## START
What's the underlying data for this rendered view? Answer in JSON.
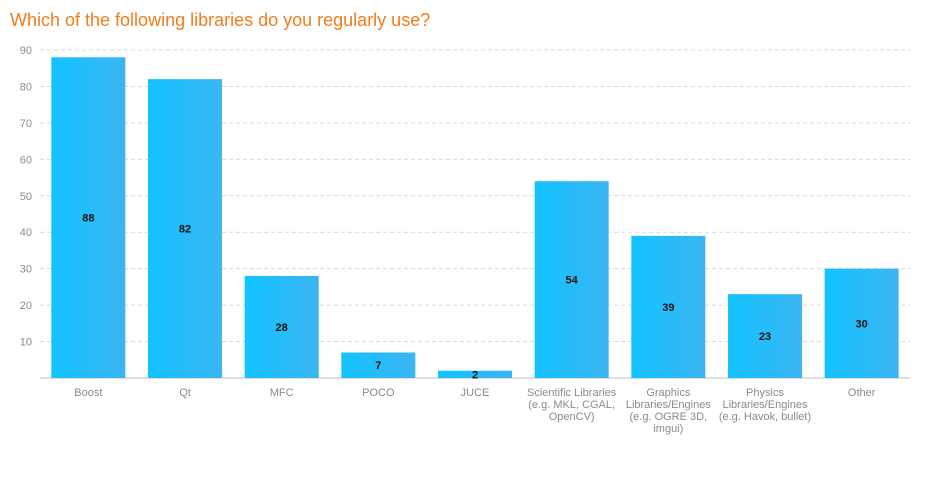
{
  "chart_data": {
    "type": "bar",
    "title": "Which of the following libraries do you regularly use?",
    "categories": [
      [
        "Boost"
      ],
      [
        "Qt"
      ],
      [
        "MFC"
      ],
      [
        "POCO"
      ],
      [
        "JUCE"
      ],
      [
        "Scientific Libraries",
        "(e.g. MKL, CGAL,",
        "OpenCV)"
      ],
      [
        "Graphics",
        "Libraries/Engines",
        "(e.g. OGRE 3D,",
        "imgui)"
      ],
      [
        "Physics",
        "Libraries/Engines",
        "(e.g. Havok, bullet)"
      ],
      [
        "Other"
      ]
    ],
    "values": [
      88,
      82,
      28,
      7,
      2,
      54,
      39,
      23,
      30
    ],
    "ylim": [
      0,
      90
    ],
    "yticks": [
      10,
      20,
      30,
      40,
      50,
      60,
      70,
      80,
      90
    ],
    "grid": true,
    "xlabel": "",
    "ylabel": "",
    "colors": {
      "bar_left": "#12c3ff",
      "bar_right": "#3bb5f2",
      "title": "#f07d1e"
    }
  }
}
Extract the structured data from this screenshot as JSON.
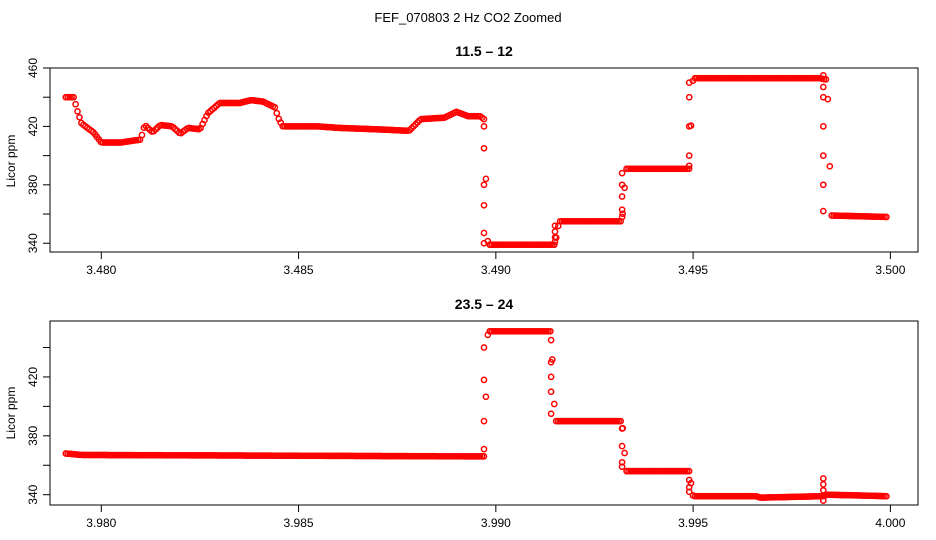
{
  "figure": {
    "title": "FEF_070803  2 Hz CO2 Zoomed"
  },
  "colors": {
    "points": "#ff0000",
    "axes": "#000000",
    "background": "#ffffff"
  },
  "chart_data": [
    {
      "type": "scatter",
      "title": "11.5 – 12",
      "xlabel": "",
      "ylabel": "Licor ppm",
      "xlim": [
        3.4787,
        3.5007
      ],
      "ylim": [
        334,
        460
      ],
      "xticks": [
        3.48,
        3.485,
        3.49,
        3.495,
        3.5
      ],
      "xtick_labels": [
        "3.480",
        "3.485",
        "3.490",
        "3.495",
        "3.500"
      ],
      "yticks": [
        340,
        360,
        380,
        400,
        420,
        440,
        460
      ],
      "ytick_labels": [
        "340",
        "",
        "380",
        "",
        "420",
        "",
        "460"
      ],
      "marker": "open circle",
      "grid": false,
      "legend": "none",
      "profile": [
        [
          3.4791,
          440
        ],
        [
          3.4793,
          440
        ],
        [
          3.4794,
          430
        ],
        [
          3.4795,
          422
        ],
        [
          3.4798,
          416
        ],
        [
          3.48,
          409
        ],
        [
          3.4805,
          409
        ],
        [
          3.481,
          411
        ],
        [
          3.4811,
          421
        ],
        [
          3.4813,
          416
        ],
        [
          3.4815,
          421
        ],
        [
          3.4818,
          420
        ],
        [
          3.482,
          415
        ],
        [
          3.4822,
          419
        ],
        [
          3.4825,
          418
        ],
        [
          3.4827,
          429
        ],
        [
          3.483,
          436
        ],
        [
          3.4835,
          436
        ],
        [
          3.4838,
          438
        ],
        [
          3.4841,
          437
        ],
        [
          3.4844,
          433
        ],
        [
          3.4845,
          425
        ],
        [
          3.4846,
          420
        ],
        [
          3.4855,
          420
        ],
        [
          3.486,
          419
        ],
        [
          3.487,
          418
        ],
        [
          3.4878,
          417
        ],
        [
          3.4881,
          425
        ],
        [
          3.4887,
          426
        ],
        [
          3.489,
          430
        ],
        [
          3.4893,
          427
        ],
        [
          3.4896,
          427
        ],
        [
          3.4897,
          425
        ],
        [
          3.4898,
          339
        ],
        [
          3.4915,
          339
        ],
        [
          3.4916,
          355
        ],
        [
          3.4932,
          355
        ],
        [
          3.4933,
          391
        ],
        [
          3.4949,
          391
        ],
        [
          3.495,
          453
        ],
        [
          3.4982,
          453
        ],
        [
          3.4984,
          452
        ],
        [
          3.4985,
          359
        ],
        [
          3.4999,
          358
        ]
      ],
      "transitions": [
        [
          3.4897,
          [
            420,
            405,
            380,
            366,
            347,
            340
          ]
        ],
        [
          3.4915,
          [
            341,
            344,
            348,
            352
          ]
        ],
        [
          3.4932,
          [
            358,
            363,
            372,
            380,
            388
          ]
        ],
        [
          3.4949,
          [
            393,
            400,
            420,
            440,
            450
          ]
        ],
        [
          3.4983,
          [
            455,
            447,
            440,
            420,
            400,
            380,
            362
          ]
        ]
      ]
    },
    {
      "type": "scatter",
      "title": "23.5 – 24",
      "xlabel": "",
      "ylabel": "Licor ppm",
      "xlim": [
        3.9787,
        4.0007
      ],
      "ylim": [
        333,
        458
      ],
      "xticks": [
        3.98,
        3.985,
        3.99,
        3.995,
        4.0
      ],
      "xtick_labels": [
        "3.980",
        "3.985",
        "3.990",
        "3.995",
        "4.000"
      ],
      "yticks": [
        340,
        360,
        380,
        400,
        420,
        440
      ],
      "ytick_labels": [
        "340",
        "",
        "380",
        "",
        "420",
        ""
      ],
      "marker": "open circle",
      "grid": false,
      "legend": "none",
      "profile": [
        [
          3.9791,
          368
        ],
        [
          3.9795,
          367
        ],
        [
          3.9897,
          366
        ],
        [
          3.9898,
          451
        ],
        [
          3.9914,
          451
        ],
        [
          3.9915,
          390
        ],
        [
          3.9932,
          390
        ],
        [
          3.9933,
          356
        ],
        [
          3.9949,
          356
        ],
        [
          3.995,
          339
        ],
        [
          3.9966,
          339
        ],
        [
          3.9967,
          338
        ],
        [
          3.9983,
          339
        ],
        [
          3.9984,
          340
        ],
        [
          3.9999,
          339
        ]
      ],
      "transitions": [
        [
          3.9897,
          [
            371,
            390,
            418,
            440
          ]
        ],
        [
          3.9914,
          [
            445,
            430,
            420,
            410,
            395
          ]
        ],
        [
          3.9932,
          [
            385,
            373,
            362,
            359
          ]
        ],
        [
          3.9949,
          [
            350,
            345,
            342
          ]
        ],
        [
          3.9983,
          [
            351,
            347,
            343,
            336
          ]
        ]
      ]
    }
  ]
}
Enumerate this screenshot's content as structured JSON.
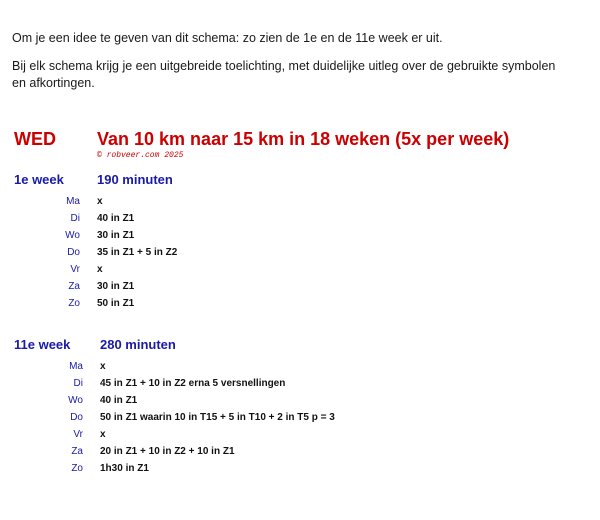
{
  "intro": {
    "line1": "Om je een idee te geven van dit schema: zo zien de 1e en de 11e week er uit.",
    "line2": "Bij elk schema krijg je een uitgebreide toelichting, met duidelijke uitleg over de gebruikte symbolen en afkortingen."
  },
  "schema": {
    "code": "WED",
    "title": "Van 10 km naar 15 km in 18 weken (5x per week)",
    "copyright": "© robveer.com 2025"
  },
  "weeks": [
    {
      "label": "1e week",
      "total": "190 minuten",
      "days": [
        {
          "day": "Ma",
          "activity": "x"
        },
        {
          "day": "Di",
          "activity": "40 in Z1"
        },
        {
          "day": "Wo",
          "activity": "30 in Z1"
        },
        {
          "day": "Do",
          "activity": "35 in Z1 +  5 in Z2"
        },
        {
          "day": "Vr",
          "activity": "x"
        },
        {
          "day": "Za",
          "activity": "30 in Z1"
        },
        {
          "day": "Zo",
          "activity": "50 in Z1"
        }
      ]
    },
    {
      "label": "11e week",
      "total": "280 minuten",
      "days": [
        {
          "day": "Ma",
          "activity": "x"
        },
        {
          "day": "Di",
          "activity": "45 in Z1 + 10 in Z2  erna 5 versnellingen"
        },
        {
          "day": "Wo",
          "activity": "40 in Z1"
        },
        {
          "day": "Do",
          "activity": "50 in Z1 waarin 10 in T15 + 5 in T10 + 2 in T5  p = 3"
        },
        {
          "day": "Vr",
          "activity": "x"
        },
        {
          "day": "Za",
          "activity": "20 in Z1 + 10 in Z2 + 10 in Z1"
        },
        {
          "day": "Zo",
          "activity": "1h30 in Z1"
        }
      ]
    }
  ]
}
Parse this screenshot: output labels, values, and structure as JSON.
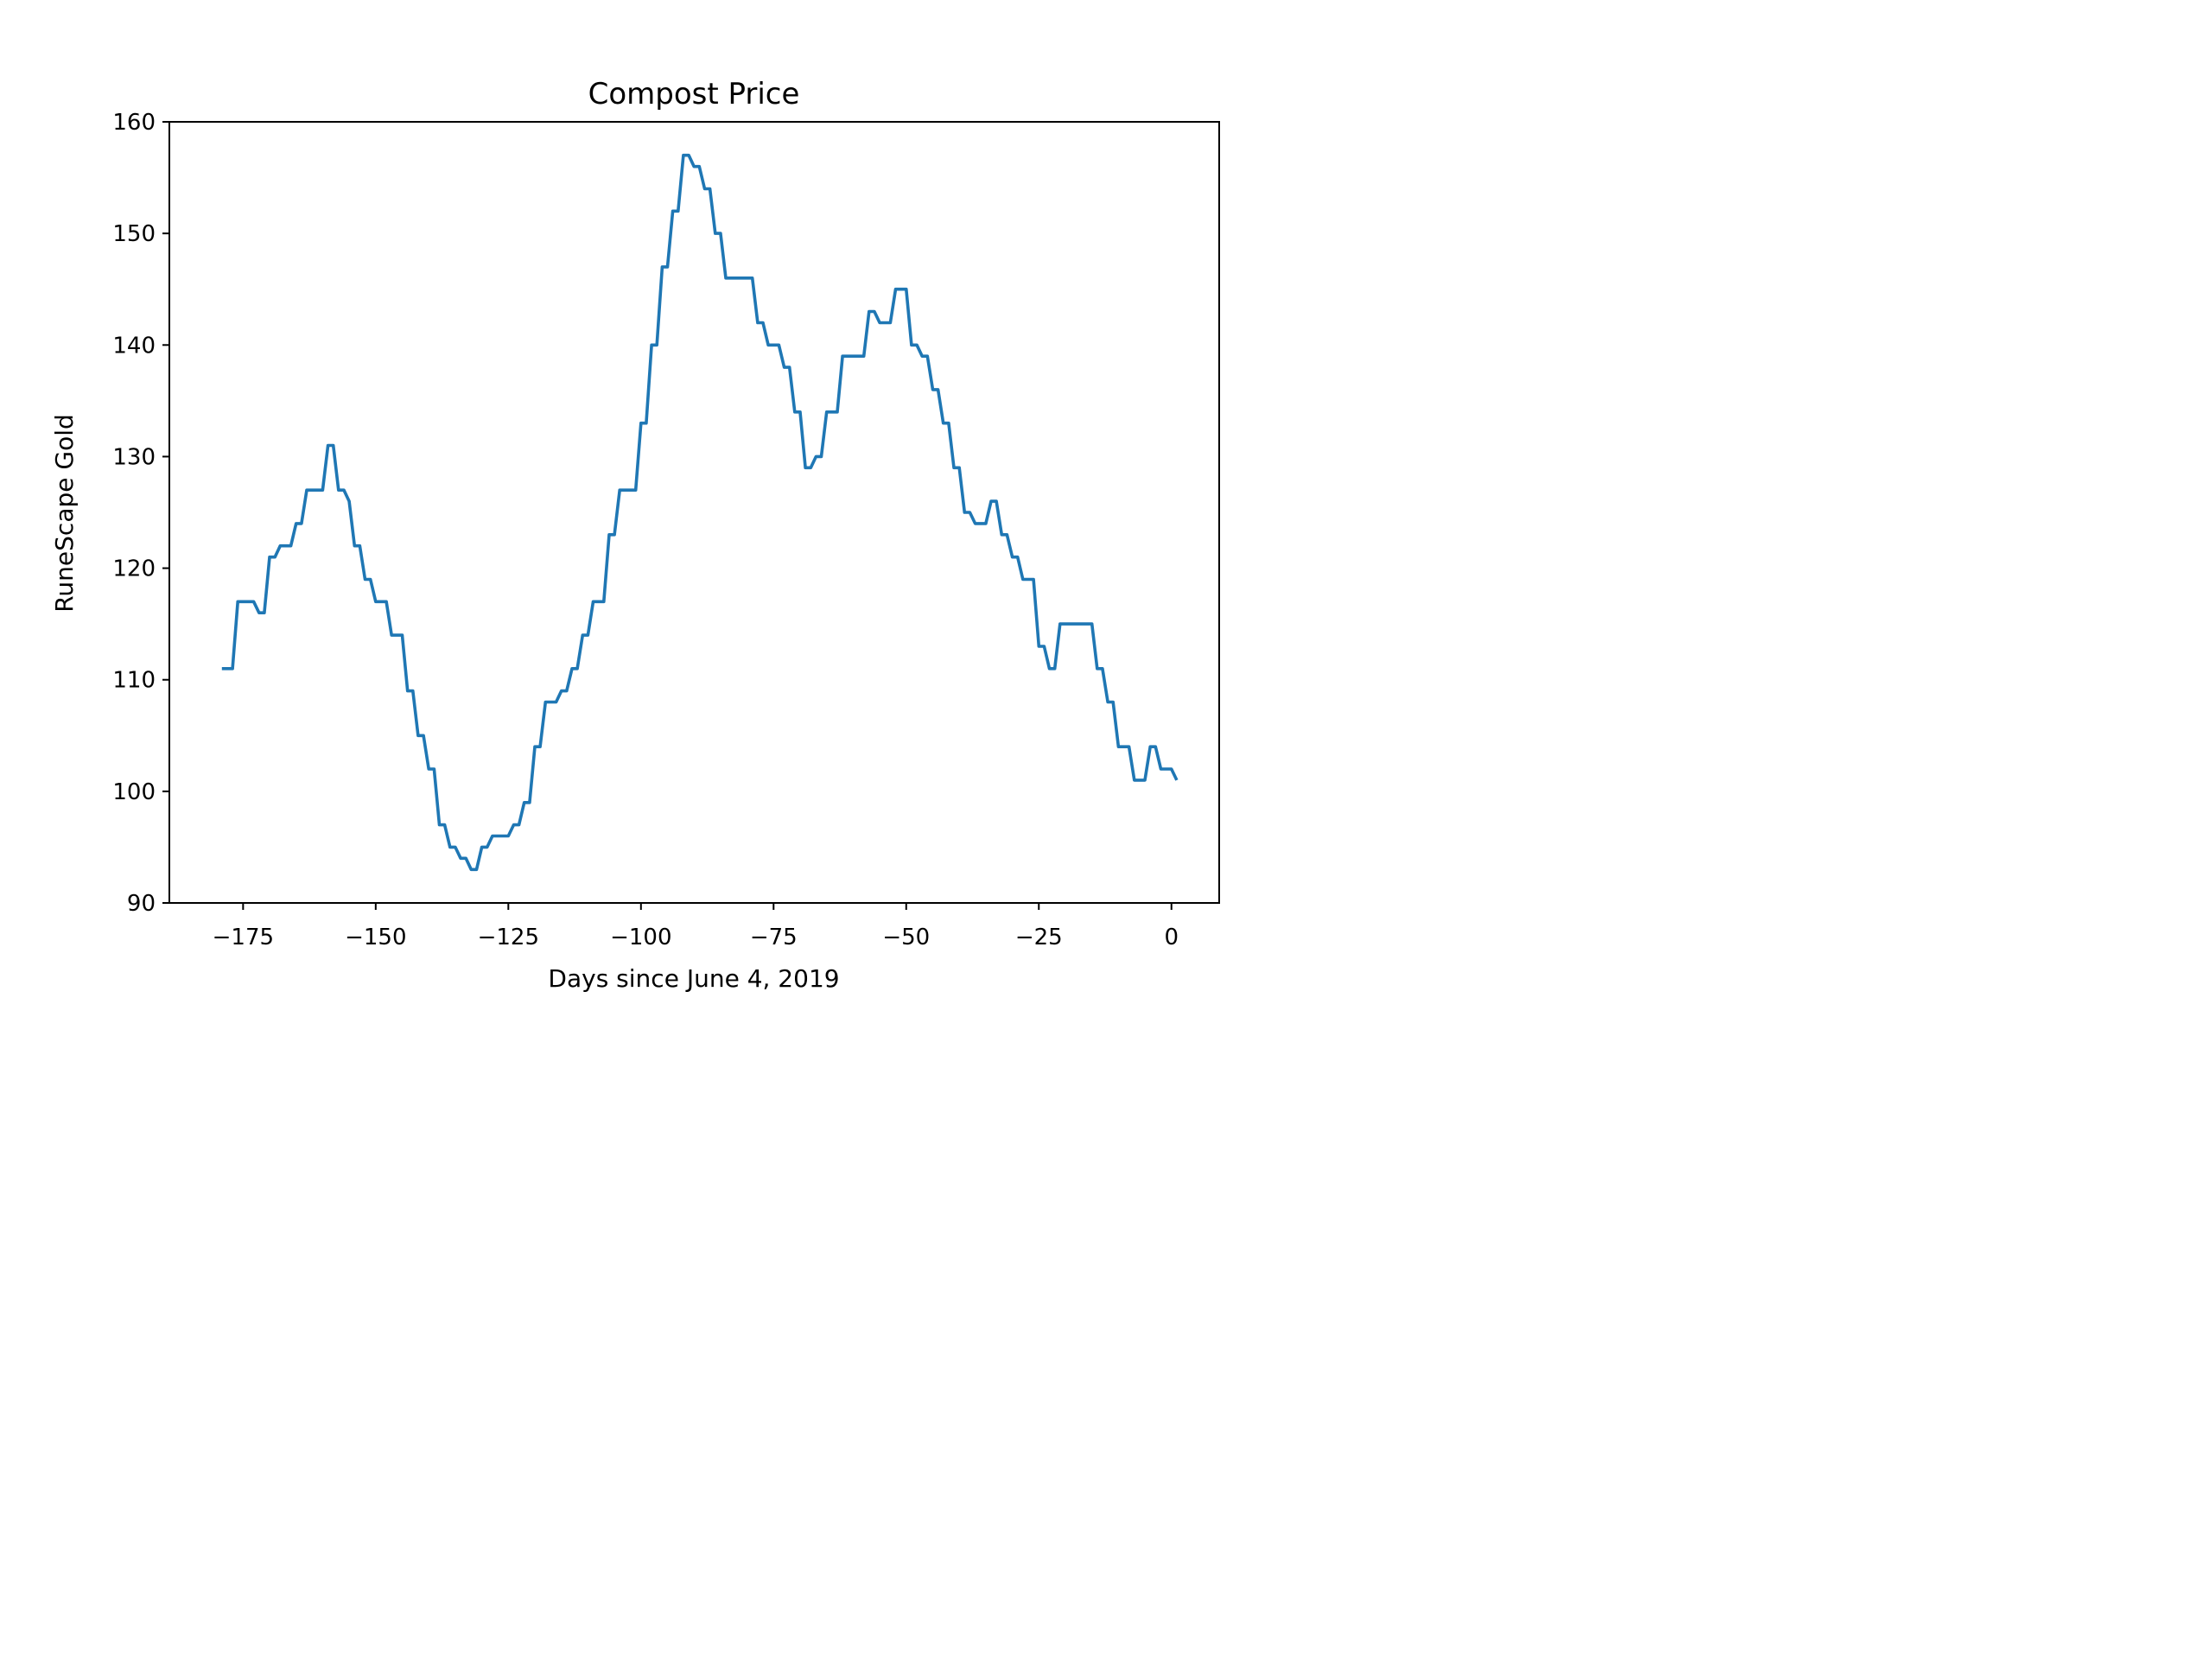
{
  "chart_data": {
    "type": "line",
    "title": "Compost Price",
    "xlabel": "Days since June 4, 2019",
    "ylabel": "RuneScape Gold",
    "xlim": [
      -188.9,
      9
    ],
    "ylim": [
      90,
      160
    ],
    "xticks": [
      -175,
      -150,
      -125,
      -100,
      -75,
      -50,
      -25,
      0
    ],
    "xtick_labels": [
      "−175",
      "−150",
      "−125",
      "−100",
      "−75",
      "−50",
      "−25",
      "0"
    ],
    "yticks": [
      90,
      100,
      110,
      120,
      130,
      140,
      150,
      160
    ],
    "ytick_labels": [
      "90",
      "100",
      "110",
      "120",
      "130",
      "140",
      "150",
      "160"
    ],
    "grid": false,
    "legend": "none",
    "series": [
      {
        "color": "#1f77b4",
        "points": [
          [
            -179,
            111
          ],
          [
            -178,
            111
          ],
          [
            -177,
            111
          ],
          [
            -176,
            117
          ],
          [
            -175,
            117
          ],
          [
            -174,
            117
          ],
          [
            -173,
            117
          ],
          [
            -172,
            116
          ],
          [
            -171,
            116
          ],
          [
            -170,
            121
          ],
          [
            -169,
            121
          ],
          [
            -168,
            122
          ],
          [
            -167,
            122
          ],
          [
            -166,
            122
          ],
          [
            -165,
            124
          ],
          [
            -164,
            124
          ],
          [
            -163,
            127
          ],
          [
            -162,
            127
          ],
          [
            -161,
            127
          ],
          [
            -160,
            127
          ],
          [
            -159,
            131
          ],
          [
            -158,
            131
          ],
          [
            -157,
            127
          ],
          [
            -156,
            127
          ],
          [
            -155,
            126
          ],
          [
            -154,
            122
          ],
          [
            -153,
            122
          ],
          [
            -152,
            119
          ],
          [
            -151,
            119
          ],
          [
            -150,
            117
          ],
          [
            -149,
            117
          ],
          [
            -148,
            117
          ],
          [
            -147,
            114
          ],
          [
            -146,
            114
          ],
          [
            -145,
            114
          ],
          [
            -144,
            109
          ],
          [
            -143,
            109
          ],
          [
            -142,
            105
          ],
          [
            -141,
            105
          ],
          [
            -140,
            102
          ],
          [
            -139,
            102
          ],
          [
            -138,
            97
          ],
          [
            -137,
            97
          ],
          [
            -136,
            95
          ],
          [
            -135,
            95
          ],
          [
            -134,
            94
          ],
          [
            -133,
            94
          ],
          [
            -132,
            93
          ],
          [
            -131,
            93
          ],
          [
            -130,
            95
          ],
          [
            -129,
            95
          ],
          [
            -128,
            96
          ],
          [
            -127,
            96
          ],
          [
            -126,
            96
          ],
          [
            -125,
            96
          ],
          [
            -124,
            97
          ],
          [
            -123,
            97
          ],
          [
            -122,
            99
          ],
          [
            -121,
            99
          ],
          [
            -120,
            104
          ],
          [
            -119,
            104
          ],
          [
            -118,
            108
          ],
          [
            -117,
            108
          ],
          [
            -116,
            108
          ],
          [
            -115,
            109
          ],
          [
            -114,
            109
          ],
          [
            -113,
            111
          ],
          [
            -112,
            111
          ],
          [
            -111,
            114
          ],
          [
            -110,
            114
          ],
          [
            -109,
            117
          ],
          [
            -108,
            117
          ],
          [
            -107,
            117
          ],
          [
            -106,
            123
          ],
          [
            -105,
            123
          ],
          [
            -104,
            127
          ],
          [
            -103,
            127
          ],
          [
            -102,
            127
          ],
          [
            -101,
            127
          ],
          [
            -100,
            133
          ],
          [
            -99,
            133
          ],
          [
            -98,
            140
          ],
          [
            -97,
            140
          ],
          [
            -96,
            147
          ],
          [
            -95,
            147
          ],
          [
            -94,
            152
          ],
          [
            -93,
            152
          ],
          [
            -92,
            157
          ],
          [
            -91,
            157
          ],
          [
            -90,
            156
          ],
          [
            -89,
            156
          ],
          [
            -88,
            154
          ],
          [
            -87,
            154
          ],
          [
            -86,
            150
          ],
          [
            -85,
            150
          ],
          [
            -84,
            146
          ],
          [
            -83,
            146
          ],
          [
            -82,
            146
          ],
          [
            -81,
            146
          ],
          [
            -80,
            146
          ],
          [
            -79,
            146
          ],
          [
            -78,
            142
          ],
          [
            -77,
            142
          ],
          [
            -76,
            140
          ],
          [
            -75,
            140
          ],
          [
            -74,
            140
          ],
          [
            -73,
            138
          ],
          [
            -72,
            138
          ],
          [
            -71,
            134
          ],
          [
            -70,
            134
          ],
          [
            -69,
            129
          ],
          [
            -68,
            129
          ],
          [
            -67,
            130
          ],
          [
            -66,
            130
          ],
          [
            -65,
            134
          ],
          [
            -64,
            134
          ],
          [
            -63,
            134
          ],
          [
            -62,
            139
          ],
          [
            -61,
            139
          ],
          [
            -60,
            139
          ],
          [
            -59,
            139
          ],
          [
            -58,
            139
          ],
          [
            -57,
            143
          ],
          [
            -56,
            143
          ],
          [
            -55,
            142
          ],
          [
            -54,
            142
          ],
          [
            -53,
            142
          ],
          [
            -52,
            145
          ],
          [
            -51,
            145
          ],
          [
            -50,
            145
          ],
          [
            -49,
            140
          ],
          [
            -48,
            140
          ],
          [
            -47,
            139
          ],
          [
            -46,
            139
          ],
          [
            -45,
            136
          ],
          [
            -44,
            136
          ],
          [
            -43,
            133
          ],
          [
            -42,
            133
          ],
          [
            -41,
            129
          ],
          [
            -40,
            129
          ],
          [
            -39,
            125
          ],
          [
            -38,
            125
          ],
          [
            -37,
            124
          ],
          [
            -36,
            124
          ],
          [
            -35,
            124
          ],
          [
            -34,
            126
          ],
          [
            -33,
            126
          ],
          [
            -32,
            123
          ],
          [
            -31,
            123
          ],
          [
            -30,
            121
          ],
          [
            -29,
            121
          ],
          [
            -28,
            119
          ],
          [
            -27,
            119
          ],
          [
            -26,
            119
          ],
          [
            -25,
            113
          ],
          [
            -24,
            113
          ],
          [
            -23,
            111
          ],
          [
            -22,
            111
          ],
          [
            -21,
            115
          ],
          [
            -20,
            115
          ],
          [
            -19,
            115
          ],
          [
            -18,
            115
          ],
          [
            -17,
            115
          ],
          [
            -16,
            115
          ],
          [
            -15,
            115
          ],
          [
            -14,
            111
          ],
          [
            -13,
            111
          ],
          [
            -12,
            108
          ],
          [
            -11,
            108
          ],
          [
            -10,
            104
          ],
          [
            -9,
            104
          ],
          [
            -8,
            104
          ],
          [
            -7,
            101
          ],
          [
            -6,
            101
          ],
          [
            -5,
            101
          ],
          [
            -4,
            104
          ],
          [
            -3,
            104
          ],
          [
            -2,
            102
          ],
          [
            -1,
            102
          ],
          [
            0,
            102
          ],
          [
            1,
            101
          ]
        ]
      }
    ]
  }
}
## END
**WHAT THE TASK REQUIRES**
Of all the lines in the listing above, how many include "values"? Write only the number.

**COMPLETE ANSWER**
2